- THE PROBLEM: Only a number is expected: how many lines in the data below contain the word "чисел".

[Raw records]
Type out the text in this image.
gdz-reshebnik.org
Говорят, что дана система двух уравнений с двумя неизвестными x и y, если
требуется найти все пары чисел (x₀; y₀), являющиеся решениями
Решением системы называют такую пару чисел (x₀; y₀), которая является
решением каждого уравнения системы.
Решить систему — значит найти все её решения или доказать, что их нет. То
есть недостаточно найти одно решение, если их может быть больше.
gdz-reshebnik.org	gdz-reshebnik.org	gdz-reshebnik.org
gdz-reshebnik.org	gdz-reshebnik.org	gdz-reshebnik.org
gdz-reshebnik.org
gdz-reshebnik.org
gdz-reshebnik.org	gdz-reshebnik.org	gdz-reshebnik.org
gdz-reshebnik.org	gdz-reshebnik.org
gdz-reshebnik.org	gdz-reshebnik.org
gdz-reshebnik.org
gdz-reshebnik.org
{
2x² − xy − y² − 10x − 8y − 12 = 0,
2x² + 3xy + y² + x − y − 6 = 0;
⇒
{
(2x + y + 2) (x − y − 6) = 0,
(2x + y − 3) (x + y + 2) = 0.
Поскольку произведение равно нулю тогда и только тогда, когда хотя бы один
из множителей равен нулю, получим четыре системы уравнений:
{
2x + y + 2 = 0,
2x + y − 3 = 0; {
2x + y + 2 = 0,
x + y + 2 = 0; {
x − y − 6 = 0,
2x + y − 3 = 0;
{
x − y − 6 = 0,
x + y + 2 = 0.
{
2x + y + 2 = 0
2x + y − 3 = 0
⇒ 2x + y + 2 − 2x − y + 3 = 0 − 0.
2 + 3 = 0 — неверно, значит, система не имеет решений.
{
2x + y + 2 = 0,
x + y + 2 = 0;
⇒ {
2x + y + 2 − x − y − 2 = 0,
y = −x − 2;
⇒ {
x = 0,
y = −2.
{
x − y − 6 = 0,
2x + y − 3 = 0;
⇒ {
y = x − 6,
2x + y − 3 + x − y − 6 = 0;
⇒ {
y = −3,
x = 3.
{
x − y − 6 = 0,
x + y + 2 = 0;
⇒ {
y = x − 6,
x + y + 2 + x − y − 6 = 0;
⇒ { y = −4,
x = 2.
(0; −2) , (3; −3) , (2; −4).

- FULL RESPONSE: 2